┏━━

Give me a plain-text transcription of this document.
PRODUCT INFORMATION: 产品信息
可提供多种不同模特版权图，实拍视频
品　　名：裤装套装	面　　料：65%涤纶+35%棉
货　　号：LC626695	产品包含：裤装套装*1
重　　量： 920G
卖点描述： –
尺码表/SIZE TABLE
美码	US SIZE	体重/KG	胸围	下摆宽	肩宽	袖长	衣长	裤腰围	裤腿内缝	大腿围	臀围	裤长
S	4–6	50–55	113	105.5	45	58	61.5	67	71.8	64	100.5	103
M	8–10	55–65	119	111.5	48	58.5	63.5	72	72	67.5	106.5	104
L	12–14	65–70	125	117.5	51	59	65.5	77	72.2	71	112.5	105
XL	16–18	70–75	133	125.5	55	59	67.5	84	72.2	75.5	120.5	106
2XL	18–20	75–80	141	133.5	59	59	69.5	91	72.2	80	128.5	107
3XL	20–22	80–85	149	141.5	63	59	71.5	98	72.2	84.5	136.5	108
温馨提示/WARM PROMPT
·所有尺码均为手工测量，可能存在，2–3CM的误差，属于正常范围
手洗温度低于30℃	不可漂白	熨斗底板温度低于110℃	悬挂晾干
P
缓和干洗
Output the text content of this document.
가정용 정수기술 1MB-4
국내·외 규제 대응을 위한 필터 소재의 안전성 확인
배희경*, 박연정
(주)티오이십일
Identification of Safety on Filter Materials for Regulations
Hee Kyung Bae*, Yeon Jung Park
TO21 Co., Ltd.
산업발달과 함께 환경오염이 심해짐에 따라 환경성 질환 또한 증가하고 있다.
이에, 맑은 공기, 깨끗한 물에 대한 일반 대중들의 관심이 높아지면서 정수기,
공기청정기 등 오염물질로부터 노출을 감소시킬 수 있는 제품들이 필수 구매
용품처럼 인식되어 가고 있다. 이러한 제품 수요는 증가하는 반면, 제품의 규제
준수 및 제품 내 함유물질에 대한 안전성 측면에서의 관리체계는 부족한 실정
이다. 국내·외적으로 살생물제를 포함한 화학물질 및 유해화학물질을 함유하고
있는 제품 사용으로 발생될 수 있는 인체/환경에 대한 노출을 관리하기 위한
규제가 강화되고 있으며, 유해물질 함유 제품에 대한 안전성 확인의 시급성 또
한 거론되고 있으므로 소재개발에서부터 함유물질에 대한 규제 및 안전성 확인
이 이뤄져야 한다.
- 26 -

┗━━

REQUIREMENT:
Copy each line above that contains the word "this".

IN RESPONSE:
Give me a plain-text transcription of this document.
Output the text content of this document.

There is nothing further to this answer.